(Records)
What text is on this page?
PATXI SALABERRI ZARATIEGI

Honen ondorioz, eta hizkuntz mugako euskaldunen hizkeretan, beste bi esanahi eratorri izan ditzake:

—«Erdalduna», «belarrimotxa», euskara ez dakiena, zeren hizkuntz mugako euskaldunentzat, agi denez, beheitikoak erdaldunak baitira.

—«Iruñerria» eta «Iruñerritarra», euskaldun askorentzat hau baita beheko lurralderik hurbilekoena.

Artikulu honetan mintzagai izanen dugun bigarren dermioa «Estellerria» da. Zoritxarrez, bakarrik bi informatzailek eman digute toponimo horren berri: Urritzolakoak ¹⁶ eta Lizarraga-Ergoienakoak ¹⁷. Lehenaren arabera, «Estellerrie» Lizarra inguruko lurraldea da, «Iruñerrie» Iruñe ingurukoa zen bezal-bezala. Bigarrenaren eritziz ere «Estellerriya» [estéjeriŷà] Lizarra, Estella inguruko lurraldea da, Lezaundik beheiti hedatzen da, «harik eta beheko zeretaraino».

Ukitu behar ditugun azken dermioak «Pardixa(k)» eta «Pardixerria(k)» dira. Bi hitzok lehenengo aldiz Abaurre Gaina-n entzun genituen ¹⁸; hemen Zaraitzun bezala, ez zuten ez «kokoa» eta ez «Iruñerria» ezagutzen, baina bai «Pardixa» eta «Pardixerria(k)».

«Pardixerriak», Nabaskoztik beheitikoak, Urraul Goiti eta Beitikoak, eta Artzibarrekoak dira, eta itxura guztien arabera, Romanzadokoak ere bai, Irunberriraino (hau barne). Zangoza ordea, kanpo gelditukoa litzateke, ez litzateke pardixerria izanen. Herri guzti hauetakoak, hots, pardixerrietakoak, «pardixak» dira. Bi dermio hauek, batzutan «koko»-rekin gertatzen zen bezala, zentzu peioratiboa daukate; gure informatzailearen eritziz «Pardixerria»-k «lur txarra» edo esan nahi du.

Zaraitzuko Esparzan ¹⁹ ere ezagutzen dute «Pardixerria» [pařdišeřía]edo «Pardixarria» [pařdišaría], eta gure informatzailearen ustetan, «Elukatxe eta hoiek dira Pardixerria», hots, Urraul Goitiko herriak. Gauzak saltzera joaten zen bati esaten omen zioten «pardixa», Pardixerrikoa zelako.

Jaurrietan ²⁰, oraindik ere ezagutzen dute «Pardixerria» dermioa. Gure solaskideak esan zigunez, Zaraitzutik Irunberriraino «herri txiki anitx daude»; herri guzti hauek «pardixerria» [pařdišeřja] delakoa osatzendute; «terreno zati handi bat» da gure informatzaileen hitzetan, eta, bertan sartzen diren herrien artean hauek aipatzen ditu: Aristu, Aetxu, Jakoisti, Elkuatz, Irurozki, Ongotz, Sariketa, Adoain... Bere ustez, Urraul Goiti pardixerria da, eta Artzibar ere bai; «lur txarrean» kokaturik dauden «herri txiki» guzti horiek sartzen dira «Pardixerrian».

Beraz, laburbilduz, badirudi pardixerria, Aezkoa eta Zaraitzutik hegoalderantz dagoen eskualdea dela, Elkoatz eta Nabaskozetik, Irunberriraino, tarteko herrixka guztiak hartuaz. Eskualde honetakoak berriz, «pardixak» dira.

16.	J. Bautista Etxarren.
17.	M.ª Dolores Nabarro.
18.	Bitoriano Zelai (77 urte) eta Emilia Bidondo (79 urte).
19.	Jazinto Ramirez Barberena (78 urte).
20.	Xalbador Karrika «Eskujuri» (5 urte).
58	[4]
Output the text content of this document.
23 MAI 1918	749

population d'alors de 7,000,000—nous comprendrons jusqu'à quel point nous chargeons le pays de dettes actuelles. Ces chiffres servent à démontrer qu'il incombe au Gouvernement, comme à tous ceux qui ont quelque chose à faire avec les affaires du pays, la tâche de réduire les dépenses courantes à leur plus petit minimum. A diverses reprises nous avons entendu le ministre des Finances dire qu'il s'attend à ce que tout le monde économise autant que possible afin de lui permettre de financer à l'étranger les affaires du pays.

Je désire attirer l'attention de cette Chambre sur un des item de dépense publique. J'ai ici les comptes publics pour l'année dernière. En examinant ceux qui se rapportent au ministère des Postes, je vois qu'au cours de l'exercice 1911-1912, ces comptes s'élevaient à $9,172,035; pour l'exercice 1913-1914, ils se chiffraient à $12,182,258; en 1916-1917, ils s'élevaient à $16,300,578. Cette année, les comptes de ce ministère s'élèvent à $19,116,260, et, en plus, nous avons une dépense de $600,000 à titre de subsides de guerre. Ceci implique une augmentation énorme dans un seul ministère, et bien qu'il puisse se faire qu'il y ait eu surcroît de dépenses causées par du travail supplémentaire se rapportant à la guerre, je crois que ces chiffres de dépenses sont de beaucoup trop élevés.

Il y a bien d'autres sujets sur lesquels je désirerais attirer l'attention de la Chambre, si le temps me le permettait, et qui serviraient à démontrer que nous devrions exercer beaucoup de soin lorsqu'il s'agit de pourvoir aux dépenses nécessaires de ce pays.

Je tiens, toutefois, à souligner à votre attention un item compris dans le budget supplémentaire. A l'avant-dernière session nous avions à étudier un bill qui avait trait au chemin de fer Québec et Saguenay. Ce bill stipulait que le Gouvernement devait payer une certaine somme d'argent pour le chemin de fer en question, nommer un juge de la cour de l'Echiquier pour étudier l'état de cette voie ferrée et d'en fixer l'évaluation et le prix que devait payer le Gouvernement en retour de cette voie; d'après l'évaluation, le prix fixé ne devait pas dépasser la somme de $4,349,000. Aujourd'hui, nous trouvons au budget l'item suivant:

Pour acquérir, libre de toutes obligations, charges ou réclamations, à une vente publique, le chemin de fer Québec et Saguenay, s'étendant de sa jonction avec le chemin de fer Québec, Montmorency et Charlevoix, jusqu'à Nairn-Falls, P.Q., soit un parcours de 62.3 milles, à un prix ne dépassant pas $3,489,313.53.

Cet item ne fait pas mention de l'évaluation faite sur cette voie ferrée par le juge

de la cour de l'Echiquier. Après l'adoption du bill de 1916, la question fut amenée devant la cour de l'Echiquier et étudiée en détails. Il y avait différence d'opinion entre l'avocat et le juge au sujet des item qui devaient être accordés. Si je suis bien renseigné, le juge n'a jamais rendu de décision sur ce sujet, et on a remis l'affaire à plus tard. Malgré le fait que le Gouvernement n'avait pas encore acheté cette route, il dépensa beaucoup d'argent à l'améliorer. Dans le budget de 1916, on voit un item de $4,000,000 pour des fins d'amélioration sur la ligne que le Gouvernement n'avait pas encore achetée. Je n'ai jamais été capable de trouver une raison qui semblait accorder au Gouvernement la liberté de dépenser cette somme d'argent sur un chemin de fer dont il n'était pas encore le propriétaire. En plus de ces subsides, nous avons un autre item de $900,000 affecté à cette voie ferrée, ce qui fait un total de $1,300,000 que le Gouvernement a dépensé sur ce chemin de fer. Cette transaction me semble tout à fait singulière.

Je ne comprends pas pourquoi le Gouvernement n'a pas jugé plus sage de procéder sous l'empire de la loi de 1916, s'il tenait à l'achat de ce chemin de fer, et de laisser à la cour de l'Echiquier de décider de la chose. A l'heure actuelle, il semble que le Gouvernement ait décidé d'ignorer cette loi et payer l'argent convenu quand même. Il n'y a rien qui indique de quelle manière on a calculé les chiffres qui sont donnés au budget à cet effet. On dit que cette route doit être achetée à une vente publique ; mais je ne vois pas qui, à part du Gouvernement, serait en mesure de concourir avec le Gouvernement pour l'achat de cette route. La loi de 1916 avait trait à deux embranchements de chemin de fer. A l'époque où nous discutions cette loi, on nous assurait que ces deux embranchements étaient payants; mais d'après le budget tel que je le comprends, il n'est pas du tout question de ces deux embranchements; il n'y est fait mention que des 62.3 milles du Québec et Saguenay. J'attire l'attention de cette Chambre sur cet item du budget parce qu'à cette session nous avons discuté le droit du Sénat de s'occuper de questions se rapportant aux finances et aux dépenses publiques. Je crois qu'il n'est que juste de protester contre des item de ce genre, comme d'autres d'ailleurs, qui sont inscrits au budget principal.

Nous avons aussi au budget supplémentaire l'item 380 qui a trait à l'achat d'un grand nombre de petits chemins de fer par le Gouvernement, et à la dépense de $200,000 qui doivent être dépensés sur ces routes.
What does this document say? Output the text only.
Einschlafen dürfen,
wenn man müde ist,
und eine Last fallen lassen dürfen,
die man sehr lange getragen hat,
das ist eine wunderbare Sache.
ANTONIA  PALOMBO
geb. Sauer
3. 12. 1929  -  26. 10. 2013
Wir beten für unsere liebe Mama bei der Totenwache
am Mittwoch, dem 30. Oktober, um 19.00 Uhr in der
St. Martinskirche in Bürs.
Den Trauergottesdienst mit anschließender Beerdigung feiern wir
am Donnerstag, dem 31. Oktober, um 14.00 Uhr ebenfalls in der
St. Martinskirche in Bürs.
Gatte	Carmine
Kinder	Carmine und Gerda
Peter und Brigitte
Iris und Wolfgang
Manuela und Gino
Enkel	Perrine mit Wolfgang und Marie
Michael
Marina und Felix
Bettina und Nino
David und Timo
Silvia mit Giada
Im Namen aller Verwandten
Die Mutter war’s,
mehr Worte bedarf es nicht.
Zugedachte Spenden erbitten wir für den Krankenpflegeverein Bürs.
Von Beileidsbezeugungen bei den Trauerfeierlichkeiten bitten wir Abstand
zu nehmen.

→ **PROBLEM STATEMENT**
Nothing but the lines from the one with "What does this" through the end of the data above should be repeated, each exactly as it stands.

→ **THE RESULT**
What does this document say? Output the text only.
Einschlafen dürfen,
wenn man müde ist,
und eine Last fallen lassen dürfen,
die man sehr lange getragen hat,
das ist eine wunderbare Sache.
ANTONIA  PALOMBO
geb. Sauer
3. 12. 1929  -  26. 10. 2013
Wir beten für unsere liebe Mama bei der Totenwache
am Mittwoch, dem 30. Oktober, um 19.00 Uhr in der
St. Martinskirche in Bürs.
Den Trauergottesdienst mit anschließender Beerdigung feiern wir
am Donnerstag, dem 31. Oktober, um 14.00 Uhr ebenfalls in der
St. Martinskirche in Bürs.
Gatte	Carmine
Kinder	Carmine und Gerda
Peter und Brigitte
Iris und Wolfgang
Manuela und Gino
Enkel	Perrine mit Wolfgang und Marie
Michael
Marina und Felix
Bettina und Nino
David und Timo
Silvia mit Giada
Im Namen aller Verwandten
Die Mutter war’s,
mehr Worte bedarf es nicht.
Zugedachte Spenden erbitten wir für den Krankenpflegeverein Bürs.
Von Beileidsbezeugungen bei den Trauerfeierlichkeiten bitten wir Abstand
zu nehmen.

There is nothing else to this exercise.